What is expected: Exactly as written, retype the lines that run from the line holding "What's the underlying" through the end of the records below. Do not include pictures.

Dataset records:
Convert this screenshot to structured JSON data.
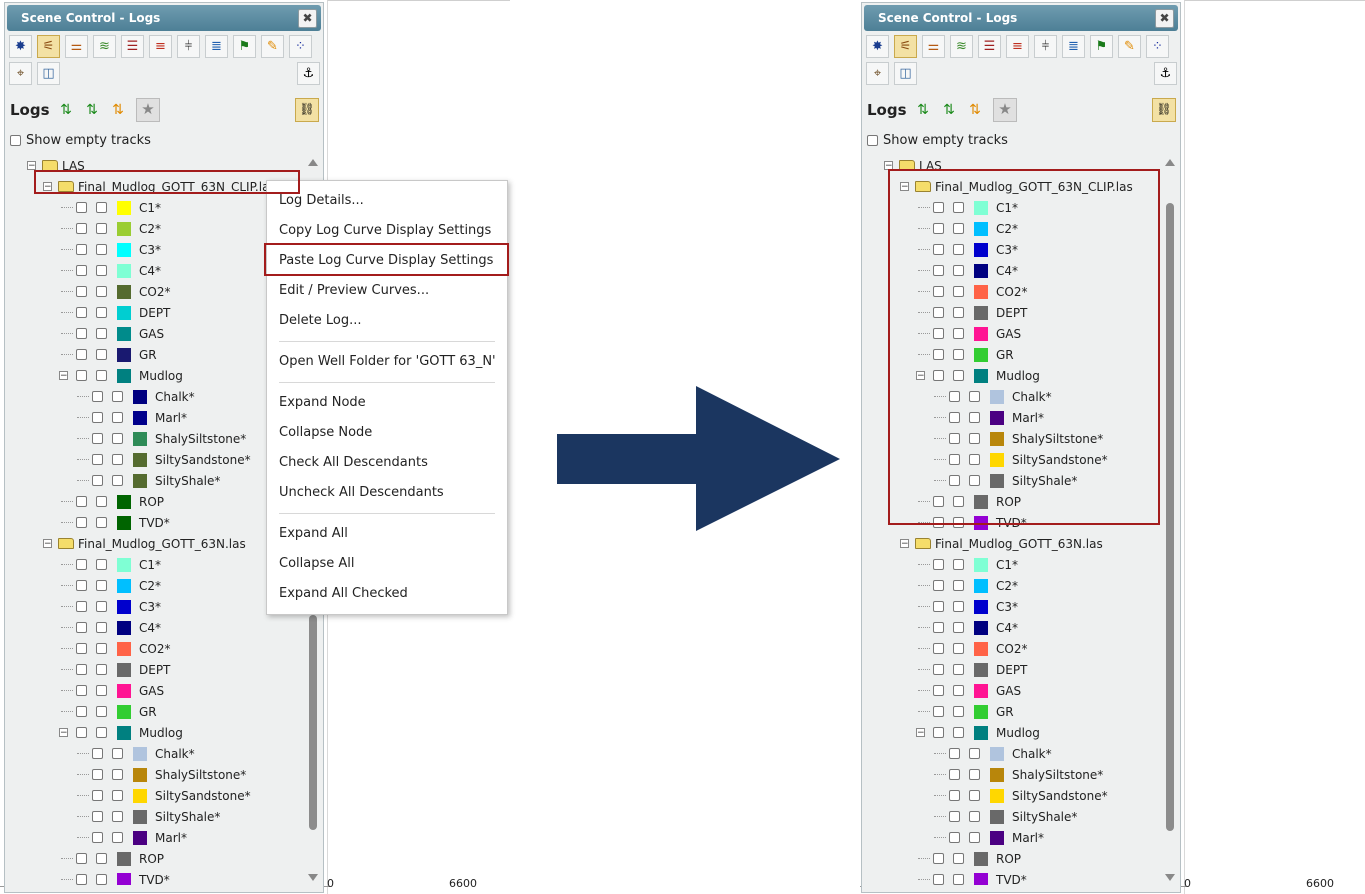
{
  "panel": {
    "title": "Scene Control - Logs",
    "close_label": "✖"
  },
  "logs": {
    "label": "Logs",
    "show_empty_tracks": "Show empty tracks"
  },
  "axis": {
    "label_left": "0",
    "label_right": "6600"
  },
  "context_menu": {
    "items": [
      "Log Details...",
      "Copy Log Curve Display Settings",
      "Paste Log Curve Display Settings",
      "Edit / Preview Curves...",
      "Delete Log...",
      "Open Well Folder for 'GOTT 63_N'",
      "Expand Node",
      "Collapse Node",
      "Check All Descendants",
      "Uncheck All Descendants",
      "Expand All",
      "Collapse All",
      "Expand All Checked"
    ],
    "highlighted": "Paste Log Curve Display Settings"
  },
  "colors": {
    "accent_red": "#a31c1c",
    "arrow": "#1b3660",
    "titlebar": "#5a8aa1"
  },
  "trees": {
    "before": {
      "root": "LAS",
      "log1": {
        "name": "Final_Mudlog_GOTT_63N_CLIP.las",
        "curves": [
          {
            "label": "C1*",
            "color": "#ffff00"
          },
          {
            "label": "C2*",
            "color": "#9acd32"
          },
          {
            "label": "C3*",
            "color": "#00ffff"
          },
          {
            "label": "C4*",
            "color": "#7fffd4"
          },
          {
            "label": "CO2*",
            "color": "#556b2f"
          },
          {
            "label": "DEPT",
            "color": "#00ced1"
          },
          {
            "label": "GAS",
            "color": "#008b8b"
          },
          {
            "label": "GR",
            "color": "#191970"
          }
        ],
        "mudlog": {
          "label": "Mudlog",
          "color": "#008080"
        },
        "mudlog_children": [
          {
            "label": "Chalk*",
            "color": "#000080"
          },
          {
            "label": "Marl*",
            "color": "#00008b"
          },
          {
            "label": "ShalySiltstone*",
            "color": "#2e8b57"
          },
          {
            "label": "SiltySandstone*",
            "color": "#556b2f"
          },
          {
            "label": "SiltyShale*",
            "color": "#556b2f"
          }
        ],
        "tail": [
          {
            "label": "ROP",
            "color": "#006400"
          },
          {
            "label": "TVD*",
            "color": "#006400"
          }
        ]
      },
      "log2": {
        "name": "Final_Mudlog_GOTT_63N.las",
        "curves": [
          {
            "label": "C1*",
            "color": "#7fffd4"
          },
          {
            "label": "C2*",
            "color": "#00bfff"
          },
          {
            "label": "C3*",
            "color": "#0000cd"
          },
          {
            "label": "C4*",
            "color": "#000080"
          },
          {
            "label": "CO2*",
            "color": "#ff6347"
          },
          {
            "label": "DEPT",
            "color": "#696969"
          },
          {
            "label": "GAS",
            "color": "#ff1493"
          },
          {
            "label": "GR",
            "color": "#32cd32"
          }
        ],
        "mudlog": {
          "label": "Mudlog",
          "color": "#008080"
        },
        "mudlog_children": [
          {
            "label": "Chalk*",
            "color": "#b0c4de"
          },
          {
            "label": "ShalySiltstone*",
            "color": "#b8860b"
          },
          {
            "label": "SiltySandstone*",
            "color": "#ffd700"
          },
          {
            "label": "SiltyShale*",
            "color": "#696969"
          },
          {
            "label": "Marl*",
            "color": "#4b0082"
          }
        ],
        "tail": [
          {
            "label": "ROP",
            "color": "#696969"
          },
          {
            "label": "TVD*",
            "color": "#9400d3"
          }
        ]
      }
    },
    "after": {
      "root": "LAS",
      "log1": {
        "name": "Final_Mudlog_GOTT_63N_CLIP.las",
        "curves": [
          {
            "label": "C1*",
            "color": "#7fffd4"
          },
          {
            "label": "C2*",
            "color": "#00bfff"
          },
          {
            "label": "C3*",
            "color": "#0000cd"
          },
          {
            "label": "C4*",
            "color": "#000080"
          },
          {
            "label": "CO2*",
            "color": "#ff6347"
          },
          {
            "label": "DEPT",
            "color": "#696969"
          },
          {
            "label": "GAS",
            "color": "#ff1493"
          },
          {
            "label": "GR",
            "color": "#32cd32"
          }
        ],
        "mudlog": {
          "label": "Mudlog",
          "color": "#008080"
        },
        "mudlog_children": [
          {
            "label": "Chalk*",
            "color": "#b0c4de"
          },
          {
            "label": "Marl*",
            "color": "#4b0082"
          },
          {
            "label": "ShalySiltstone*",
            "color": "#b8860b"
          },
          {
            "label": "SiltySandstone*",
            "color": "#ffd700"
          },
          {
            "label": "SiltyShale*",
            "color": "#696969"
          }
        ],
        "tail": [
          {
            "label": "ROP",
            "color": "#696969"
          },
          {
            "label": "TVD*",
            "color": "#9400d3"
          }
        ]
      },
      "log2": {
        "name": "Final_Mudlog_GOTT_63N.las",
        "curves": [
          {
            "label": "C1*",
            "color": "#7fffd4"
          },
          {
            "label": "C2*",
            "color": "#00bfff"
          },
          {
            "label": "C3*",
            "color": "#0000cd"
          },
          {
            "label": "C4*",
            "color": "#000080"
          },
          {
            "label": "CO2*",
            "color": "#ff6347"
          },
          {
            "label": "DEPT",
            "color": "#696969"
          },
          {
            "label": "GAS",
            "color": "#ff1493"
          },
          {
            "label": "GR",
            "color": "#32cd32"
          }
        ],
        "mudlog": {
          "label": "Mudlog",
          "color": "#008080"
        },
        "mudlog_children": [
          {
            "label": "Chalk*",
            "color": "#b0c4de"
          },
          {
            "label": "ShalySiltstone*",
            "color": "#b8860b"
          },
          {
            "label": "SiltySandstone*",
            "color": "#ffd700"
          },
          {
            "label": "SiltyShale*",
            "color": "#696969"
          },
          {
            "label": "Marl*",
            "color": "#4b0082"
          }
        ],
        "tail": [
          {
            "label": "ROP",
            "color": "#696969"
          },
          {
            "label": "TVD*",
            "color": "#9400d3"
          }
        ]
      }
    }
  }
}
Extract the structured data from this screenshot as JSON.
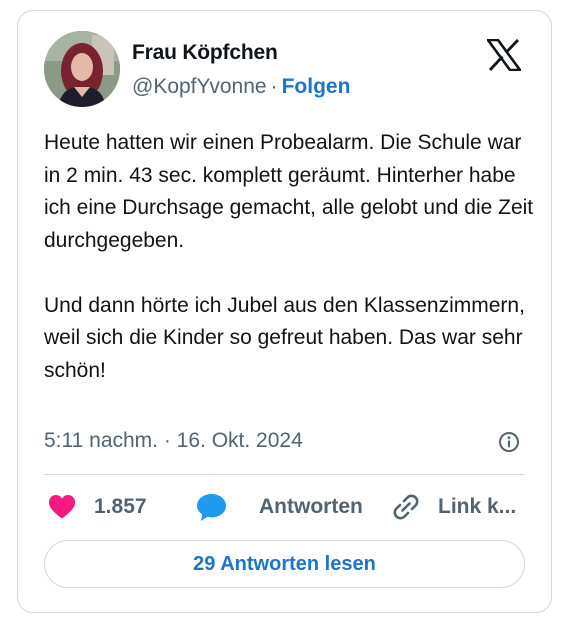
{
  "author": {
    "name": "Frau Köpfchen",
    "handle": "@KopfYvonne",
    "separator": "·",
    "follow_label": "Folgen"
  },
  "post": {
    "paragraphs": [
      "Heute hatten wir einen Probealarm. Die Schule war in 2 min. 43 sec. komplett geräumt. Hinterher habe ich eine Durchsage gemacht, alle gelobt und die Zeit durchgegeben.",
      "Und dann hörte ich Jubel aus den Klassenzimmern, weil sich die Kinder so gefreut haben. Das war sehr schön!"
    ],
    "timestamp": "5:11 nachm. · 16. Okt. 2024"
  },
  "actions": {
    "likes_count": "1.857",
    "reply_label": "Antworten",
    "link_label": "Link k..."
  },
  "read_replies_label": "29 Antworten lesen",
  "colors": {
    "accent": "#1d74c9",
    "like": "#f91880",
    "reply_icon": "#1d9bf0",
    "muted": "#536471",
    "border": "#cfd9de"
  },
  "icons": [
    "x-logo-icon",
    "heart-icon",
    "speech-bubble-icon",
    "link-icon",
    "info-icon"
  ]
}
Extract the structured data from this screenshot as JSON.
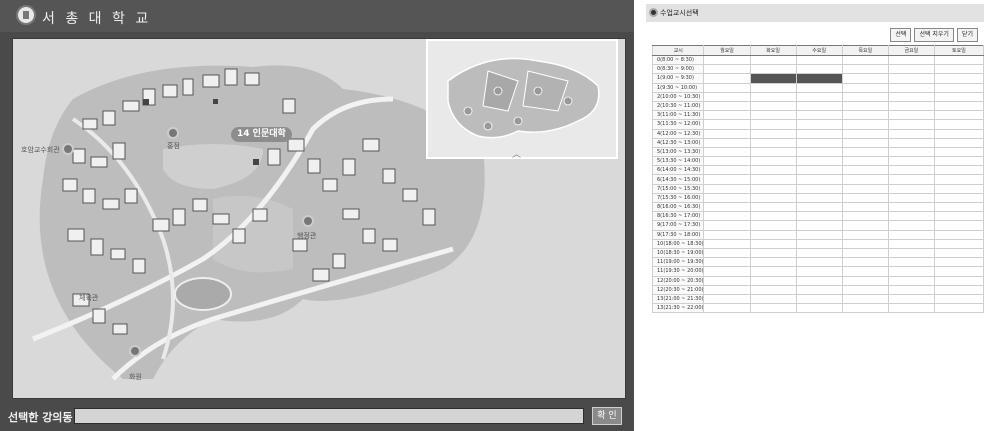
{
  "left_window": {
    "title": "서 총 대 학 교",
    "map": {
      "badge": "14 인문대학",
      "labels": [
        "호암교수회관",
        "홍점",
        "행정관",
        "체육관",
        "화원"
      ]
    },
    "selected_label": "선택한 강의동 :",
    "selected_value": "",
    "confirm_button": "확 인"
  },
  "right_window": {
    "title": "수업교시선택",
    "buttons": [
      "선택",
      "선택 지우기",
      "닫기"
    ],
    "headers": [
      "교시",
      "월요일",
      "화요일",
      "수요일",
      "목요일",
      "금요일",
      "토요일"
    ],
    "periods": [
      "0(8:00 ~ 8:30)",
      "0(8:30 ~ 9:00)",
      "1(9:00 ~ 9:30)",
      "1(9:30 ~ 10:00)",
      "2(10:00 ~ 10:30)",
      "2(10:30 ~ 11:00)",
      "3(11:00 ~ 11:30)",
      "3(11:30 ~ 12:00)",
      "4(12:00 ~ 12:30)",
      "4(12:30 ~ 13:00)",
      "5(13:00 ~ 13:30)",
      "5(13:30 ~ 14:00)",
      "6(14:00 ~ 14:30)",
      "6(14:30 ~ 15:00)",
      "7(15:00 ~ 15:30)",
      "7(15:30 ~ 16:00)",
      "8(16:00 ~ 16:30)",
      "8(16:30 ~ 17:00)",
      "9(17:00 ~ 17:30)",
      "9(17:30 ~ 18:00)",
      "10(18:00 ~ 18:30)",
      "10(18:30 ~ 19:00)",
      "11(19:00 ~ 19:30)",
      "11(19:30 ~ 20:00)",
      "12(20:00 ~ 20:30)",
      "12(20:30 ~ 21:00)",
      "13(21:00 ~ 21:30)",
      "13(21:30 ~ 22:00)"
    ],
    "selected_cells": [
      [
        2,
        2
      ],
      [
        2,
        3
      ]
    ],
    "highlight_cells": [
      [
        0,
        2
      ],
      [
        1,
        2
      ]
    ]
  }
}
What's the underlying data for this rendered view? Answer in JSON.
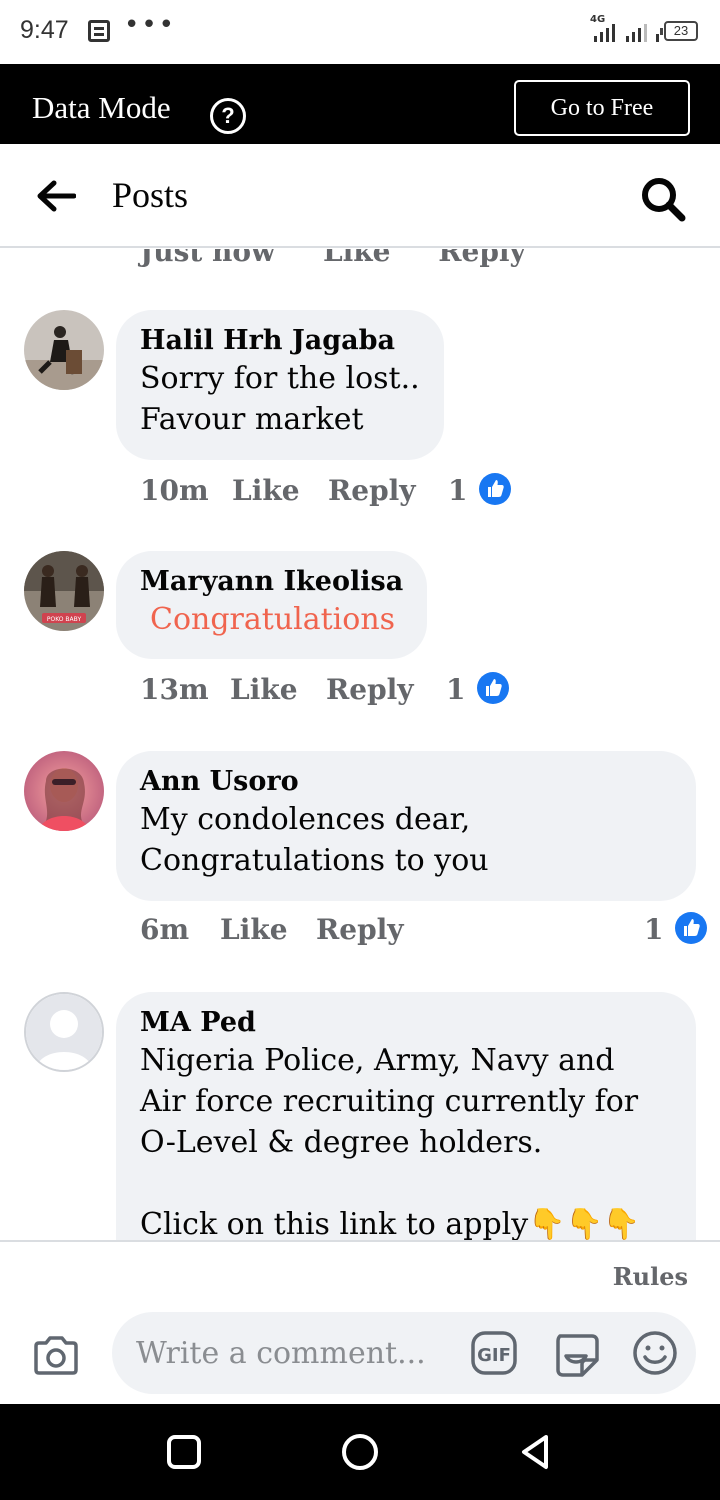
{
  "status_bar": {
    "time": "9:47",
    "network": "4G",
    "battery": "23"
  },
  "data_mode": {
    "title": "Data Mode",
    "help": "?",
    "button": "Go to Free"
  },
  "header": {
    "title": "Posts"
  },
  "previous_comment_actions": [
    "Just now",
    "Like",
    "Reply"
  ],
  "comments": [
    {
      "author": "Halil Hrh Jagaba",
      "lines": [
        "Sorry for the lost..",
        "Favour market"
      ],
      "time": "10m",
      "like": "Like",
      "reply": "Reply",
      "reaction_count": "1"
    },
    {
      "author": "Maryann Ikeolisa",
      "lines": [
        "Congratulations"
      ],
      "time": "13m",
      "like": "Like",
      "reply": "Reply",
      "reaction_count": "1"
    },
    {
      "author": "Ann Usoro",
      "lines": [
        "My condolences dear,",
        "Congratulations to you"
      ],
      "time": "6m",
      "like": "Like",
      "reply": "Reply",
      "reaction_count": "1"
    },
    {
      "author": "MA Ped",
      "lines": [
        "Nigeria Police, Army, Navy and",
        "Air force recruiting currently for",
        "O-Level & degree holders.",
        "",
        "Click on this link to apply👇👇👇"
      ]
    }
  ],
  "footer": {
    "rules": "Rules",
    "input_placeholder": "Write a comment..."
  },
  "colors": {
    "accent_text": "#f0644e",
    "like_blue": "#1877f2",
    "bubble": "#f0f2f5",
    "meta": "#65676b"
  }
}
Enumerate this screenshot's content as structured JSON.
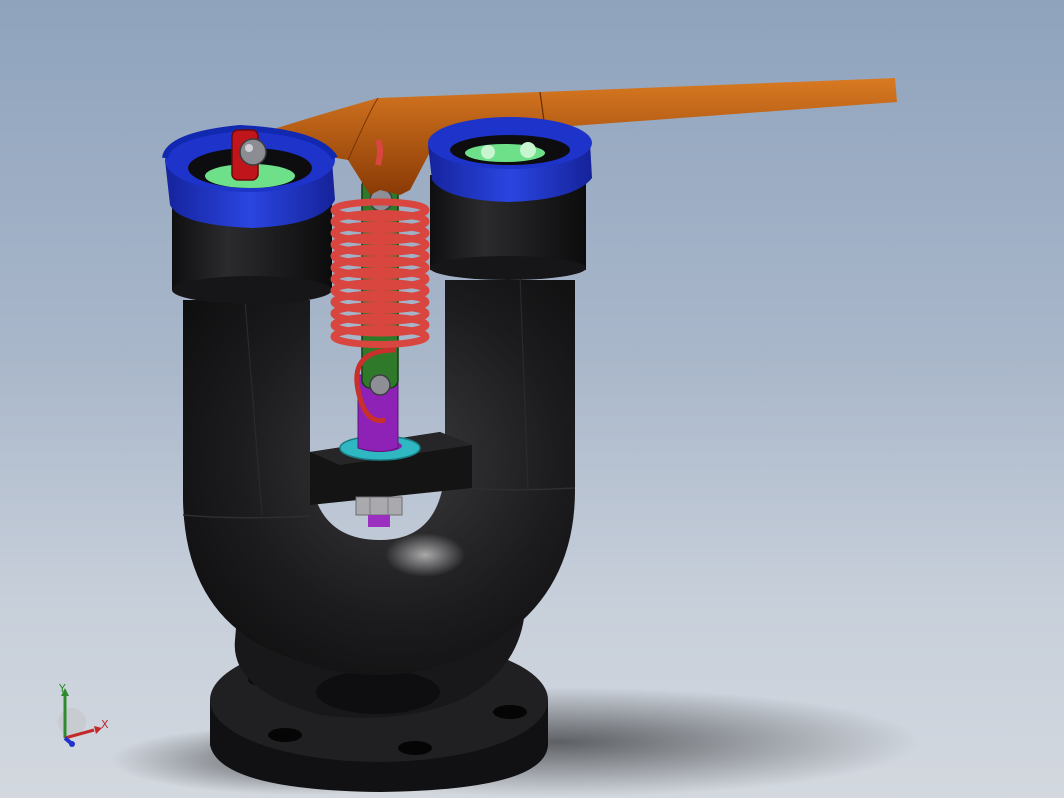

Solution below:
What's the underlying data for this rendered view? Answer in JSON.
{
  "status_bar": {
    "time": "9:47",
    "network": "4G",
    "battery": "23"
  },
  "data_mode": {
    "title": "Data Mode",
    "help": "?",
    "button": "Go to Free"
  },
  "header": {
    "title": "Posts"
  },
  "previous_comment_actions": [
    "Just now",
    "Like",
    "Reply"
  ],
  "comments": [
    {
      "author": "Halil Hrh Jagaba",
      "lines": [
        "Sorry for the lost..",
        "Favour market"
      ],
      "time": "10m",
      "like": "Like",
      "reply": "Reply",
      "reaction_count": "1"
    },
    {
      "author": "Maryann Ikeolisa",
      "lines": [
        "Congratulations"
      ],
      "time": "13m",
      "like": "Like",
      "reply": "Reply",
      "reaction_count": "1"
    },
    {
      "author": "Ann Usoro",
      "lines": [
        "My condolences dear,",
        "Congratulations to you"
      ],
      "time": "6m",
      "like": "Like",
      "reply": "Reply",
      "reaction_count": "1"
    },
    {
      "author": "MA Ped",
      "lines": [
        "Nigeria Police, Army, Navy and",
        "Air force recruiting currently for",
        "O-Level & degree holders.",
        "",
        "Click on this link to apply👇👇👇"
      ]
    }
  ],
  "footer": {
    "rules": "Rules",
    "input_placeholder": "Write a comment..."
  },
  "colors": {
    "accent_text": "#f0644e",
    "like_blue": "#1877f2",
    "bubble": "#f0f2f5",
    "meta": "#65676b"
  }
}
Enumerate this screenshot's content as structured JSON.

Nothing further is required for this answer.